(A run of records)
· · · · · · ·
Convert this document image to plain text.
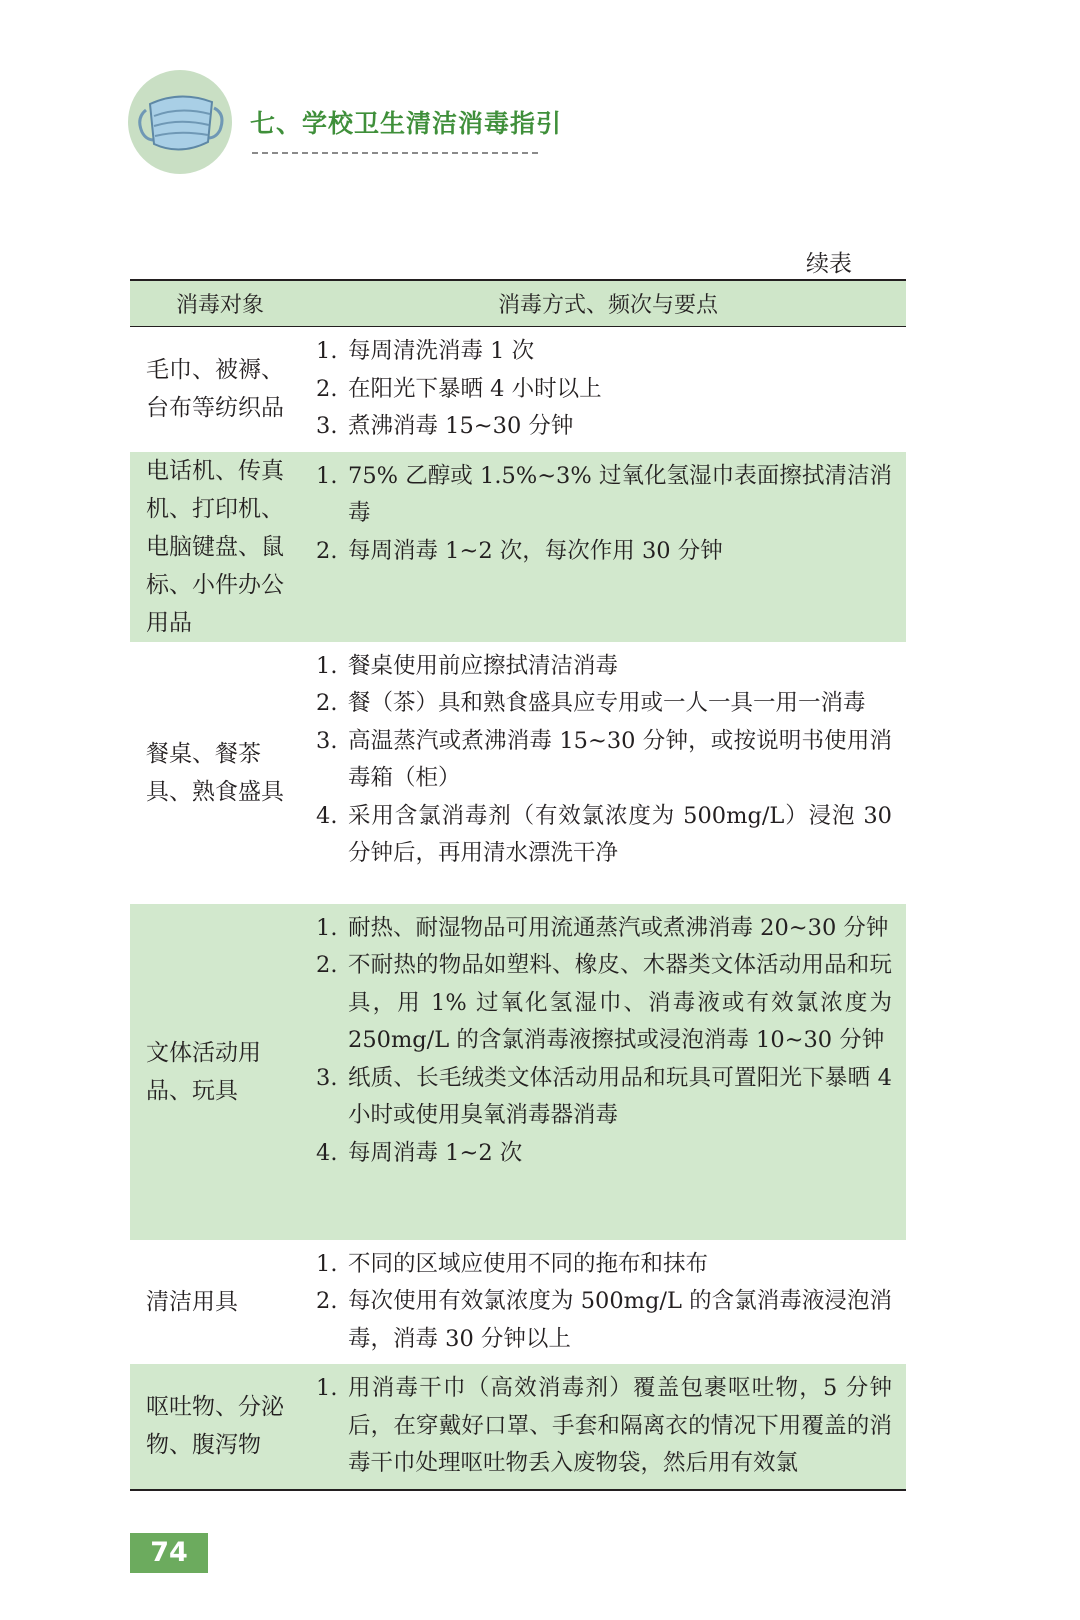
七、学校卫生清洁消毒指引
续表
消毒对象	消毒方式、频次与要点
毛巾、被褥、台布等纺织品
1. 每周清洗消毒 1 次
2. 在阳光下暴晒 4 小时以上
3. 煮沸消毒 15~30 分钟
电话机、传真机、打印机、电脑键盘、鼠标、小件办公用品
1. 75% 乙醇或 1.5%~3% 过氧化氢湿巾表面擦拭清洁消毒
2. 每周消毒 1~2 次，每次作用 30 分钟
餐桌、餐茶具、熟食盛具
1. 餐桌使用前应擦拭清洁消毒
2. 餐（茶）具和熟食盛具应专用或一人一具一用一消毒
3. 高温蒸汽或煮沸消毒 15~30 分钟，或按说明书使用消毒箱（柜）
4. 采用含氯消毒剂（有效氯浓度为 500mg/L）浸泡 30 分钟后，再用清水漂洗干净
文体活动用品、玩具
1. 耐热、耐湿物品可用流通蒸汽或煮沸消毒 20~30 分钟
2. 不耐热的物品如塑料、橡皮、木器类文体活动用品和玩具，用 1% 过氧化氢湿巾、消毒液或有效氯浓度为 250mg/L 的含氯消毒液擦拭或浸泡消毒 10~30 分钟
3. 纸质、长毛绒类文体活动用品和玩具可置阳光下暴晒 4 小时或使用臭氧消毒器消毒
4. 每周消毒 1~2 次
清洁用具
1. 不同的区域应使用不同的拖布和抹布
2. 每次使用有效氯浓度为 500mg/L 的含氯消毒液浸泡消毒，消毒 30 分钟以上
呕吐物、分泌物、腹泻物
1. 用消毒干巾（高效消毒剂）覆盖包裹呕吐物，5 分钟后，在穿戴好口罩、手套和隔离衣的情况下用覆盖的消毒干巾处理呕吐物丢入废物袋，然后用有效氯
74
· · · · · · ·
_Task objective:_ Leave out every picture and copy the rest of the records exactly.

_Correct output:_
Convert this document image to plain text.
七、学校卫生清洁消毒指引
续表
消毒对象	消毒方式、频次与要点
毛巾、被褥、台布等纺织品
1. 每周清洗消毒 1 次
2. 在阳光下暴晒 4 小时以上
3. 煮沸消毒 15~30 分钟
电话机、传真机、打印机、电脑键盘、鼠标、小件办公用品
1. 75% 乙醇或 1.5%~3% 过氧化氢湿巾表面擦拭清洁消毒
2. 每周消毒 1~2 次，每次作用 30 分钟
餐桌、餐茶具、熟食盛具
1. 餐桌使用前应擦拭清洁消毒
2. 餐（茶）具和熟食盛具应专用或一人一具一用一消毒
3. 高温蒸汽或煮沸消毒 15~30 分钟，或按说明书使用消毒箱（柜）
4. 采用含氯消毒剂（有效氯浓度为 500mg/L）浸泡 30 分钟后，再用清水漂洗干净
文体活动用品、玩具
1. 耐热、耐湿物品可用流通蒸汽或煮沸消毒 20~30 分钟
2. 不耐热的物品如塑料、橡皮、木器类文体活动用品和玩具，用 1% 过氧化氢湿巾、消毒液或有效氯浓度为 250mg/L 的含氯消毒液擦拭或浸泡消毒 10~30 分钟
3. 纸质、长毛绒类文体活动用品和玩具可置阳光下暴晒 4 小时或使用臭氧消毒器消毒
4. 每周消毒 1~2 次
清洁用具
1. 不同的区域应使用不同的拖布和抹布
2. 每次使用有效氯浓度为 500mg/L 的含氯消毒液浸泡消毒，消毒 30 分钟以上
呕吐物、分泌物、腹泻物
1. 用消毒干巾（高效消毒剂）覆盖包裹呕吐物，5 分钟后，在穿戴好口罩、手套和隔离衣的情况下用覆盖的消毒干巾处理呕吐物丢入废物袋，然后用有效氯
74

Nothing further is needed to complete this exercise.